#### Job:
Don't copy the pictures; return every other part of the records exactly.

#### Dataset excerpt:
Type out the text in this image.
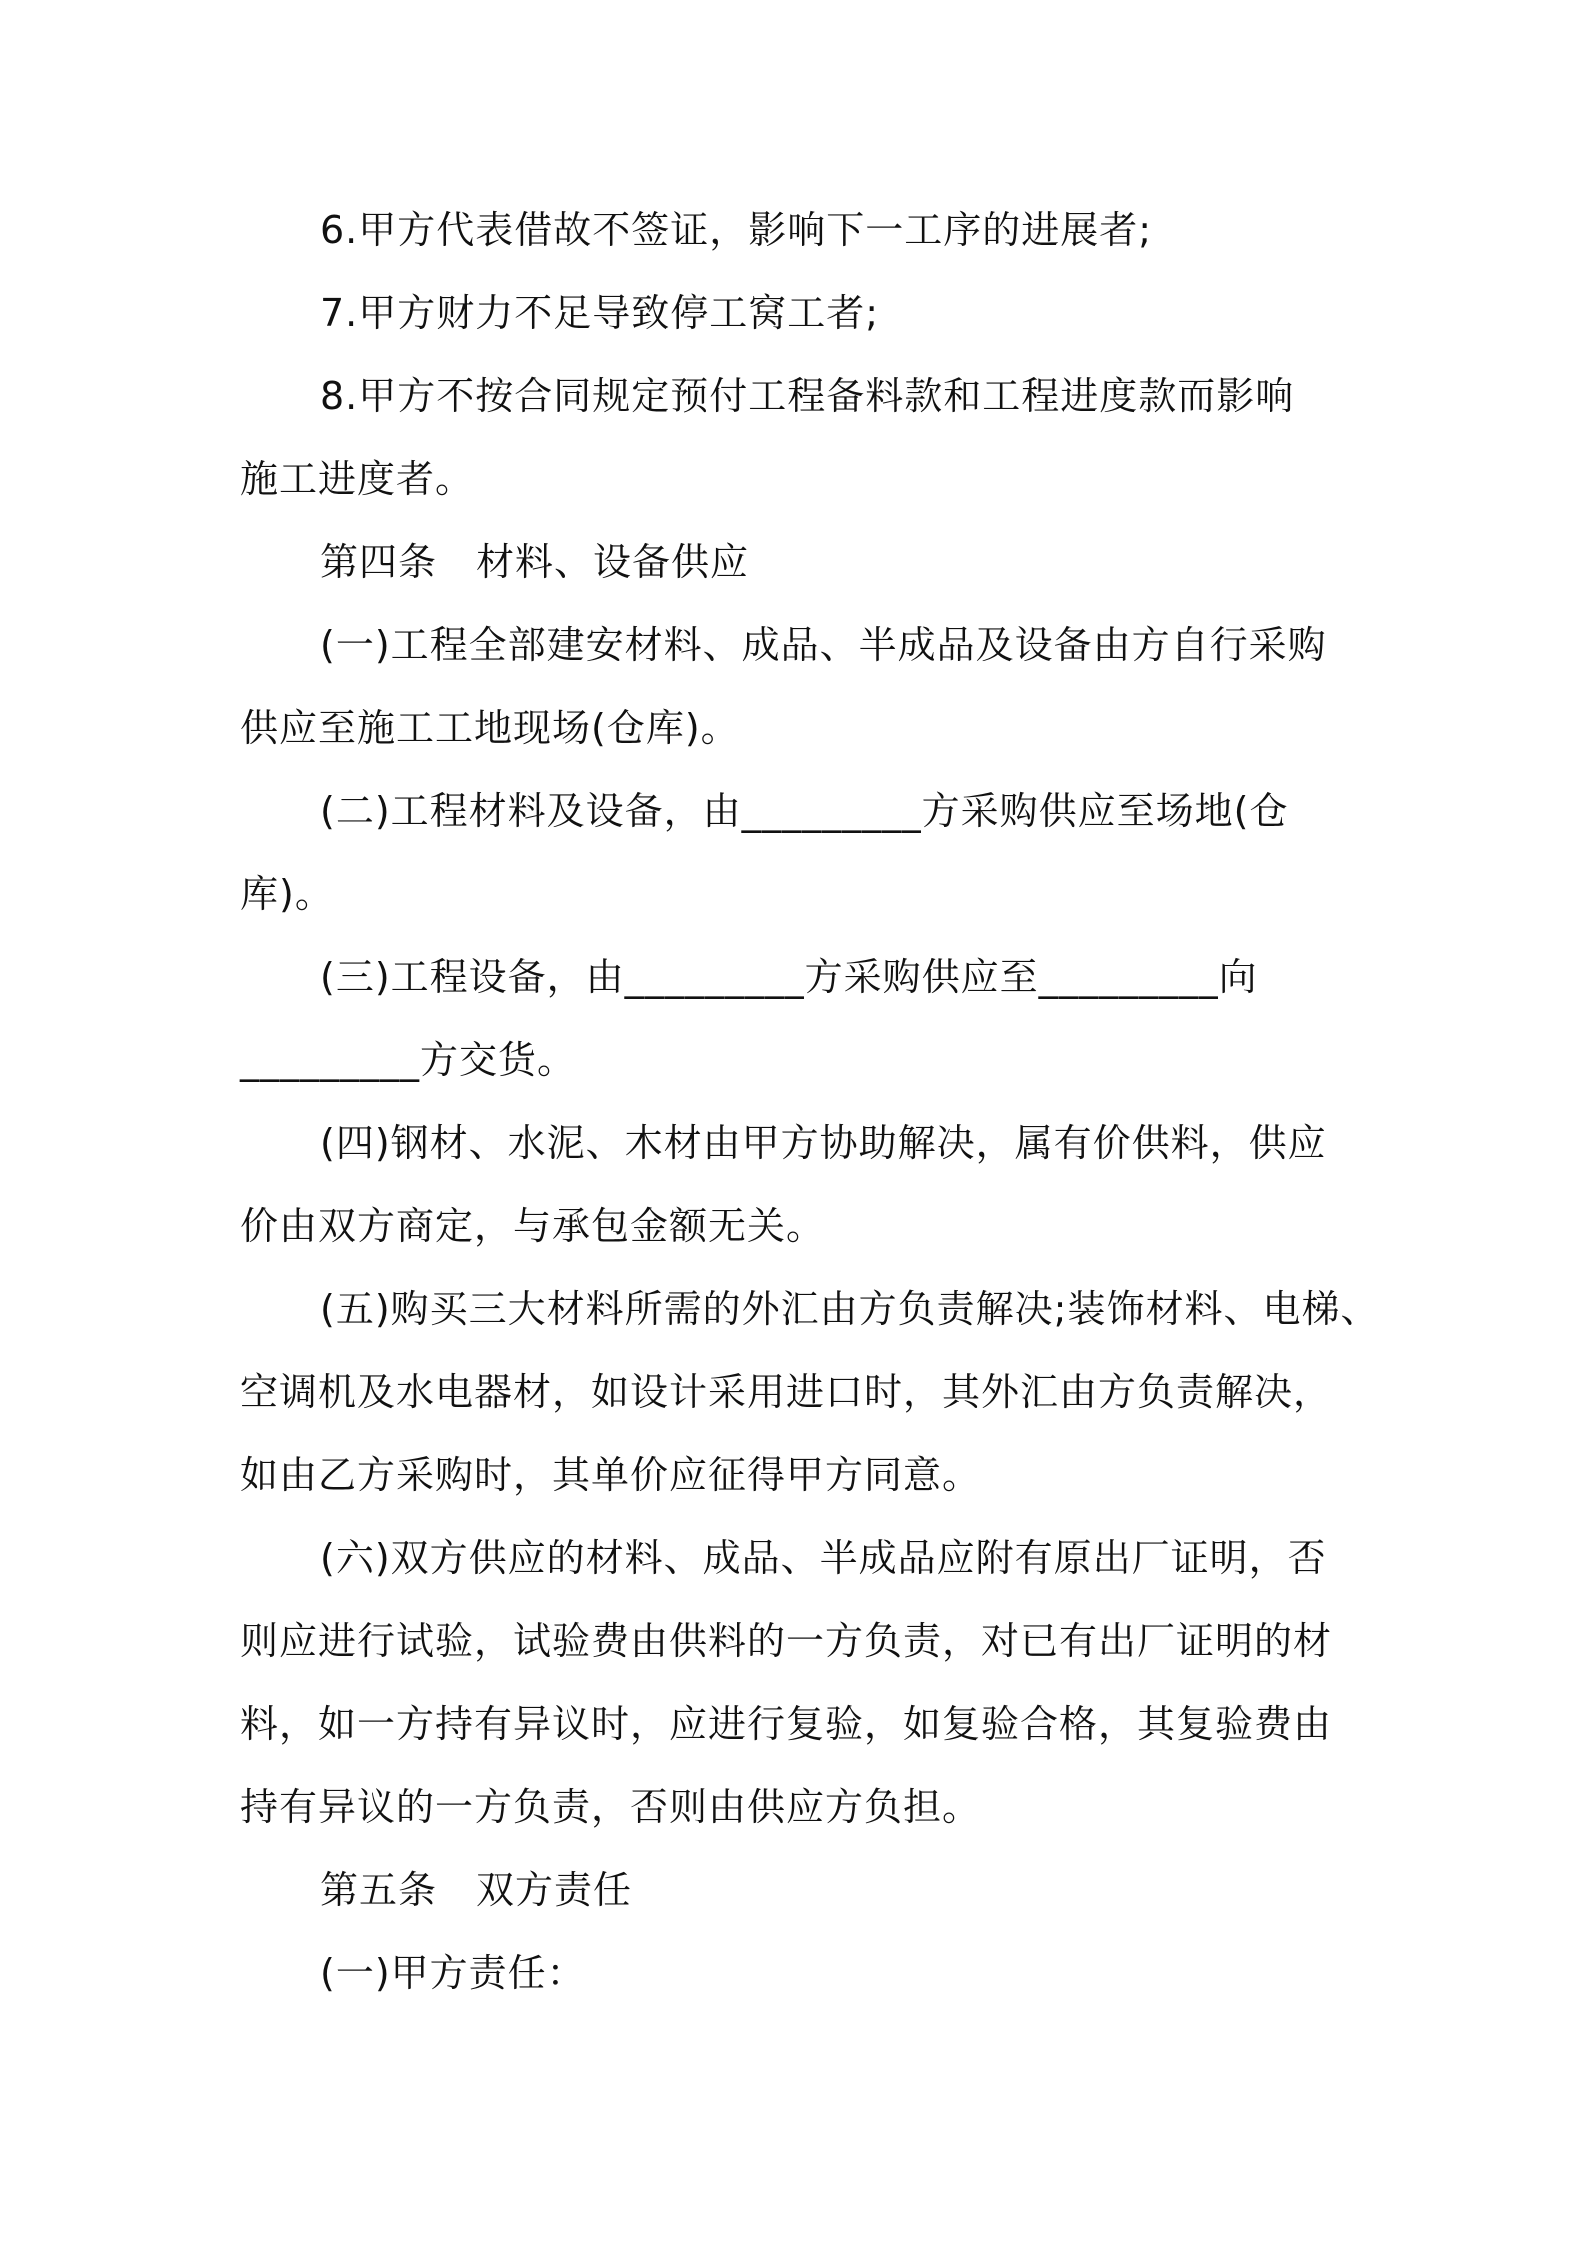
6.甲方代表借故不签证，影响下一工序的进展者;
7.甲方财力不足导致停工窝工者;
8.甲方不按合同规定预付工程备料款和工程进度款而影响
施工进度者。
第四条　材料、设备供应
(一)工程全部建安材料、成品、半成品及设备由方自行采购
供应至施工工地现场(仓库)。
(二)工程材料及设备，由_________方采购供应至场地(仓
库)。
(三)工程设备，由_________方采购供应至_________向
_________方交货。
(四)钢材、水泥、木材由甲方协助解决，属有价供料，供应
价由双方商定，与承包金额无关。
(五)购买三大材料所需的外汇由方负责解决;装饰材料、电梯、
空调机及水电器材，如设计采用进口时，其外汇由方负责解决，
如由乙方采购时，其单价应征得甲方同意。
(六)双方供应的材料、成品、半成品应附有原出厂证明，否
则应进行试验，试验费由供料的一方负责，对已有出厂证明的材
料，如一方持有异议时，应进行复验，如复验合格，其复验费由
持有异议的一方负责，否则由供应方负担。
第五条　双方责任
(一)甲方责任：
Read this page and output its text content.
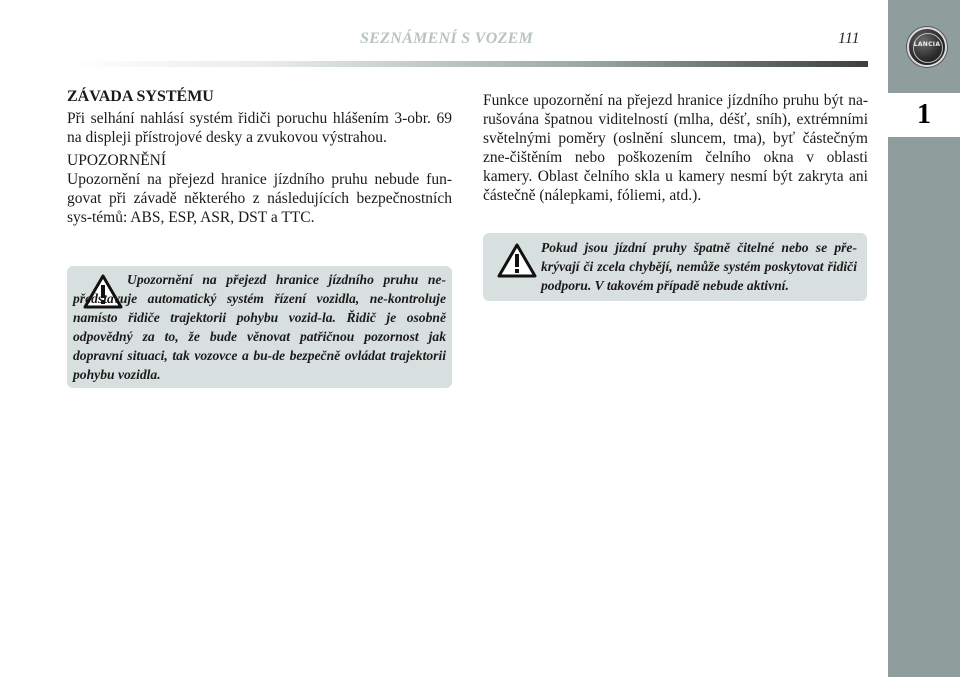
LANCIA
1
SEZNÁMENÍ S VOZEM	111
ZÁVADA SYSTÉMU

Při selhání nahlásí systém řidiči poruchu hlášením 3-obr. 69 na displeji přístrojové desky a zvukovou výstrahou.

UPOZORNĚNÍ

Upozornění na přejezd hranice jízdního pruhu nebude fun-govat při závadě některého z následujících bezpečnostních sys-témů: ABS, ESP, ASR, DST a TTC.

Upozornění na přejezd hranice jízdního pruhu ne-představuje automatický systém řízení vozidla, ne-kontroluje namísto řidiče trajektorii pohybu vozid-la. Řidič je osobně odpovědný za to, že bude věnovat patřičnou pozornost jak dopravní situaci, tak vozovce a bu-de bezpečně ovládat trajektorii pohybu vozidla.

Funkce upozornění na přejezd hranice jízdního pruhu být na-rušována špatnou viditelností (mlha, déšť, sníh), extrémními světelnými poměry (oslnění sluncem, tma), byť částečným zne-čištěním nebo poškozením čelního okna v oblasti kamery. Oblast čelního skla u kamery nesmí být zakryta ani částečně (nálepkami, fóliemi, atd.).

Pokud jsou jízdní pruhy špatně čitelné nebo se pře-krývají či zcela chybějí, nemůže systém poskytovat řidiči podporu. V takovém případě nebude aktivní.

#### Answer for this exercise:
Type out the text in this image.
6.甲方代表借故不签证，影响下一工序的进展者;
7.甲方财力不足导致停工窝工者;
8.甲方不按合同规定预付工程备料款和工程进度款而影响
施工进度者。
第四条　材料、设备供应
(一)工程全部建安材料、成品、半成品及设备由方自行采购
供应至施工工地现场(仓库)。
(二)工程材料及设备，由_________方采购供应至场地(仓
库)。
(三)工程设备，由_________方采购供应至_________向
_________方交货。
(四)钢材、水泥、木材由甲方协助解决，属有价供料，供应
价由双方商定，与承包金额无关。
(五)购买三大材料所需的外汇由方负责解决;装饰材料、电梯、
空调机及水电器材，如设计采用进口时，其外汇由方负责解决，
如由乙方采购时，其单价应征得甲方同意。
(六)双方供应的材料、成品、半成品应附有原出厂证明，否
则应进行试验，试验费由供料的一方负责，对已有出厂证明的材
料，如一方持有异议时，应进行复验，如复验合格，其复验费由
持有异议的一方负责，否则由供应方负担。
第五条　双方责任
(一)甲方责任：
Read this page and output its text content.
LANCIA
1
SEZNÁMENÍ S VOZEM	111
ZÁVADA SYSTÉMU

Při selhání nahlásí systém řidiči poruchu hlášením 3-obr. 69 na displeji přístrojové desky a zvukovou výstrahou.

UPOZORNĚNÍ

Upozornění na přejezd hranice jízdního pruhu nebude fun-govat při závadě některého z následujících bezpečnostních sys-témů: ABS, ESP, ASR, DST a TTC.

Upozornění na přejezd hranice jízdního pruhu ne-představuje automatický systém řízení vozidla, ne-kontroluje namísto řidiče trajektorii pohybu vozid-la. Řidič je osobně odpovědný za to, že bude věnovat patřičnou pozornost jak dopravní situaci, tak vozovce a bu-de bezpečně ovládat trajektorii pohybu vozidla.

Funkce upozornění na přejezd hranice jízdního pruhu být na-rušována špatnou viditelností (mlha, déšť, sníh), extrémními světelnými poměry (oslnění sluncem, tma), byť částečným zne-čištěním nebo poškozením čelního okna v oblasti kamery. Oblast čelního skla u kamery nesmí být zakryta ani částečně (nálepkami, fóliemi, atd.).

Pokud jsou jízdní pruhy špatně čitelné nebo se pře-krývají či zcela chybějí, nemůže systém poskytovat řidiči podporu. V takovém případě nebude aktivní.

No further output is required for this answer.